▶ **AVAILABLE DATA**:

%%

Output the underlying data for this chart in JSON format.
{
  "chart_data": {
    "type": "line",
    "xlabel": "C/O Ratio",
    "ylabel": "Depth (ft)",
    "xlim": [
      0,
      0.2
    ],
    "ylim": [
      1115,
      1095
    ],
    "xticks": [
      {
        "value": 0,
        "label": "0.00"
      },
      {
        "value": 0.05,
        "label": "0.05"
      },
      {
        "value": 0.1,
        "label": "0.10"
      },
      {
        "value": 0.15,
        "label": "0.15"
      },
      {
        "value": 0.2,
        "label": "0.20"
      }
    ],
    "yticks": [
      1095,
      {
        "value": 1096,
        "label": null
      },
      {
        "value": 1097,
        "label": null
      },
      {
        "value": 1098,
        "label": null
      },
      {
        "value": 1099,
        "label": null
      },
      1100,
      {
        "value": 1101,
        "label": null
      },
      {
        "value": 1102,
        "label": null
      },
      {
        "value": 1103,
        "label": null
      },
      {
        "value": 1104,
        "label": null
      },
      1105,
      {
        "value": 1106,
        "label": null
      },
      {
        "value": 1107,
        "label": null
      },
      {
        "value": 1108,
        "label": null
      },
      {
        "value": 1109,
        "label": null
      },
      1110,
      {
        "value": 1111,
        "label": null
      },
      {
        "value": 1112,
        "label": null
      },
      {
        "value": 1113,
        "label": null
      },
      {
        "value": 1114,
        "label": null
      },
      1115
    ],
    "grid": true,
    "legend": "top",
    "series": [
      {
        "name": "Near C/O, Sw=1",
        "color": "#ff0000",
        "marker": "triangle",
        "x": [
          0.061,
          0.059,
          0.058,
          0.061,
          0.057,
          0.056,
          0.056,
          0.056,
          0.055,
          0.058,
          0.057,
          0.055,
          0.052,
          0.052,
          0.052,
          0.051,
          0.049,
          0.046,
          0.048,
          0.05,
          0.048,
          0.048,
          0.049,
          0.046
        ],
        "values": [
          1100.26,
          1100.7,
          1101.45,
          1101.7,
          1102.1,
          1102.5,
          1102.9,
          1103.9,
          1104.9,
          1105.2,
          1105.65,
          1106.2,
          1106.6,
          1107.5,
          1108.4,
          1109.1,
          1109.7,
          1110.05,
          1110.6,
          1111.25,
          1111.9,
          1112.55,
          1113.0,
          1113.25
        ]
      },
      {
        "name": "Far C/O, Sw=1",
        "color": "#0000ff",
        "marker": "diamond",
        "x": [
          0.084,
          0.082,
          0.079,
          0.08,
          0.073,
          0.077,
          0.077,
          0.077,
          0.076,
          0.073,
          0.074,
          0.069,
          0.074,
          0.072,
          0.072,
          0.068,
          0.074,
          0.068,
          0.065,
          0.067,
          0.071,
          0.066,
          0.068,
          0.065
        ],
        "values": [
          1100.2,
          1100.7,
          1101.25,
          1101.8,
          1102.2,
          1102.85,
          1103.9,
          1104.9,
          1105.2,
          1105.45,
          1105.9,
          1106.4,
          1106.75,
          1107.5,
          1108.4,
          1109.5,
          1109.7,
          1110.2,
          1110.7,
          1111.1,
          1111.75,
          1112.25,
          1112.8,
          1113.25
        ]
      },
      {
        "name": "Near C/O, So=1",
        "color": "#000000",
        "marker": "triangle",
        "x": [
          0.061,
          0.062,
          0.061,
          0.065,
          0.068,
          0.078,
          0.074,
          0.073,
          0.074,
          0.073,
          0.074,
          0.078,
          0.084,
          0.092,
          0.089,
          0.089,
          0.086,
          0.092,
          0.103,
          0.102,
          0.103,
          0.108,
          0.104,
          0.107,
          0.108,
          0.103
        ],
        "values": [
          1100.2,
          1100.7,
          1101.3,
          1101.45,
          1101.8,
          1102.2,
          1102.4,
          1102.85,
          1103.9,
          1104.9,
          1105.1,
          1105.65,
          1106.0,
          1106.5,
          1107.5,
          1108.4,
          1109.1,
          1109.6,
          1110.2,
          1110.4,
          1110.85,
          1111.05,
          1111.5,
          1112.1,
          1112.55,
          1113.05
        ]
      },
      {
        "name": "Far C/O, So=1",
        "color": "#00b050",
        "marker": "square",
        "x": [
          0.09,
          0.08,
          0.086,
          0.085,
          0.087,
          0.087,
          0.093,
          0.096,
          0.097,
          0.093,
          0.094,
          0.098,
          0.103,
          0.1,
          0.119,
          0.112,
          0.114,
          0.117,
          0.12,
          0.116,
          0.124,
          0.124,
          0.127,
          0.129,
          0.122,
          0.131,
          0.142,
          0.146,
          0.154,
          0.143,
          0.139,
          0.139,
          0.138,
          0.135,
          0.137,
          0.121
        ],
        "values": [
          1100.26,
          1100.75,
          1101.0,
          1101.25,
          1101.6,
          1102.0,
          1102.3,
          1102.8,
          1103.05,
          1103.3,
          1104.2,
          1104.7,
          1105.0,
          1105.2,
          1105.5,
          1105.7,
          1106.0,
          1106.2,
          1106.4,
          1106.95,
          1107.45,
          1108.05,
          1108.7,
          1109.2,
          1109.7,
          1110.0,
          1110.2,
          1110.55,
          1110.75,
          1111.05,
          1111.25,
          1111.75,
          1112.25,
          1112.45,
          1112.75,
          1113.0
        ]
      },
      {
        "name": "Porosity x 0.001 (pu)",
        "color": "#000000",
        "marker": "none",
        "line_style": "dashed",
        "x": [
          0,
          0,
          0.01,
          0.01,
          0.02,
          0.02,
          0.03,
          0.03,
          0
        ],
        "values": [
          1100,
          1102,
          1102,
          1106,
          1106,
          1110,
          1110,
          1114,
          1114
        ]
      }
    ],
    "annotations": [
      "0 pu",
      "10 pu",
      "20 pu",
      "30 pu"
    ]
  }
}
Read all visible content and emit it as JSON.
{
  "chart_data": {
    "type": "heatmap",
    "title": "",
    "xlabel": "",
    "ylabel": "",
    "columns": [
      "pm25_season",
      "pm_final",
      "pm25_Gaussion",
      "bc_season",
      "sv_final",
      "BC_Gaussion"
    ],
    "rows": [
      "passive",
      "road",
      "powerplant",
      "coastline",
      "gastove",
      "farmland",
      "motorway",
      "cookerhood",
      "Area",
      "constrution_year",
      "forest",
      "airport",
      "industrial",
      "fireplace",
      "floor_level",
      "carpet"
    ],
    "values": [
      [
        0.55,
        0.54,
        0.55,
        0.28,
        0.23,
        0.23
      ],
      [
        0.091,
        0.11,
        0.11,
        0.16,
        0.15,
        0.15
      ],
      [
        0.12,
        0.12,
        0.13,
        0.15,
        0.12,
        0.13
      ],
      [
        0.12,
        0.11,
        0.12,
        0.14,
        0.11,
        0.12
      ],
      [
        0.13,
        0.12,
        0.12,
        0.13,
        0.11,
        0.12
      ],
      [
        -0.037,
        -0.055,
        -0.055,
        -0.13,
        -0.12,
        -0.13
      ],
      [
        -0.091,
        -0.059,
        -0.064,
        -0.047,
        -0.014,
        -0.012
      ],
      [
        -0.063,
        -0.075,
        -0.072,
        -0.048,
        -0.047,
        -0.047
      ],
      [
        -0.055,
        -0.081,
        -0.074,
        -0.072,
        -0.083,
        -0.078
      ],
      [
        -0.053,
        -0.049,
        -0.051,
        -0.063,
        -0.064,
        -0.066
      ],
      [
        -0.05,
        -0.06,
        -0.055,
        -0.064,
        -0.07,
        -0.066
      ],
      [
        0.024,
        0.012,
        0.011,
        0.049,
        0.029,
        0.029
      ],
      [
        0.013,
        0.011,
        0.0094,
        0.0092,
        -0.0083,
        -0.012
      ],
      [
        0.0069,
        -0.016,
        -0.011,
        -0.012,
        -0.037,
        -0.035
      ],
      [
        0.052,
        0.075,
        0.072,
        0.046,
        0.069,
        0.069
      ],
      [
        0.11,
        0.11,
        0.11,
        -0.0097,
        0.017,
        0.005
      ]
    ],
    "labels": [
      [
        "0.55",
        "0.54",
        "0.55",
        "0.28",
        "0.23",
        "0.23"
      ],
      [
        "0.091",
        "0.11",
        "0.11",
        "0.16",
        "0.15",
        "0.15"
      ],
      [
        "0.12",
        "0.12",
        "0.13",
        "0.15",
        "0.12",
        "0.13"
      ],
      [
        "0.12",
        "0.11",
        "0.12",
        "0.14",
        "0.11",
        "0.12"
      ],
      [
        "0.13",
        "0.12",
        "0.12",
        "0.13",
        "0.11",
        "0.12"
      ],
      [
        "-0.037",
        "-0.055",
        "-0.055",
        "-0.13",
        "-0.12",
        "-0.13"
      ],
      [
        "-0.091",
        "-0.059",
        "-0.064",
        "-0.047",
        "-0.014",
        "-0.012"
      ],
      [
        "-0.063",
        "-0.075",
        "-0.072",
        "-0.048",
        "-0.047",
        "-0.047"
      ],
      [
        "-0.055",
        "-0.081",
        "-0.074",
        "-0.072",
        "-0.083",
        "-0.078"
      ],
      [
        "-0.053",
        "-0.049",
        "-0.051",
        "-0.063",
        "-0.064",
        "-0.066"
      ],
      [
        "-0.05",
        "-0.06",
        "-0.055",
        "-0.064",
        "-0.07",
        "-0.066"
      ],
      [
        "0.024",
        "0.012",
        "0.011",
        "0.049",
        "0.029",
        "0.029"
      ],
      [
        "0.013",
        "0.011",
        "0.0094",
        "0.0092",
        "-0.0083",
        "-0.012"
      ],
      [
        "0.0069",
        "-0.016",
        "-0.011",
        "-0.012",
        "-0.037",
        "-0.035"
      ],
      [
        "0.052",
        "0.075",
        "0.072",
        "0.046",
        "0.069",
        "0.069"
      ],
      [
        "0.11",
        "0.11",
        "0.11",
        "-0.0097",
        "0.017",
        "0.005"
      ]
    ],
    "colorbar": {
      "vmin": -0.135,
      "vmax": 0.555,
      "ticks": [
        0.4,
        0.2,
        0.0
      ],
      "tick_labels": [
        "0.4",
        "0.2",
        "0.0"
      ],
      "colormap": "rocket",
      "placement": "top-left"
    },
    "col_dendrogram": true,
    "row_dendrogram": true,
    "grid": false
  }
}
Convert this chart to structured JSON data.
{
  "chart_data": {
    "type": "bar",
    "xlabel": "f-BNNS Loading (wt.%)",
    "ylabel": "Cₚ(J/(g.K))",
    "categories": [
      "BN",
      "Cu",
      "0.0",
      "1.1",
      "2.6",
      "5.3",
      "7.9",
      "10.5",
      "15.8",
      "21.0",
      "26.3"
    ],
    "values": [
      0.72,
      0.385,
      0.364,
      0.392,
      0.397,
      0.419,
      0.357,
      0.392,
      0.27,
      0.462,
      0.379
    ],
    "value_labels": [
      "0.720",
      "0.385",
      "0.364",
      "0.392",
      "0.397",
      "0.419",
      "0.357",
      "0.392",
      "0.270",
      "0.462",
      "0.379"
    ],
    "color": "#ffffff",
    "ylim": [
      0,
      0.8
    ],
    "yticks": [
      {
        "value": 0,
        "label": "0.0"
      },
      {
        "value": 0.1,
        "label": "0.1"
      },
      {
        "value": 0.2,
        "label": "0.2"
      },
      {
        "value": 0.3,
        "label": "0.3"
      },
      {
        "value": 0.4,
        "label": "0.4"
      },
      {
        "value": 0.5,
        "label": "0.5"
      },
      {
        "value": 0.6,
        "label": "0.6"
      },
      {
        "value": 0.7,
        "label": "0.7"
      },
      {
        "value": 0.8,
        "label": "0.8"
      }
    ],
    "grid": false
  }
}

%%

▶ **GIVEN INSTRUCTION**: Check each line of the entries above for the word "true". List the ones that have it.

▶ **FINAL ANSWER**:
    "grid": true,
    "col_dendrogram": true,
    "row_dendrogram": true,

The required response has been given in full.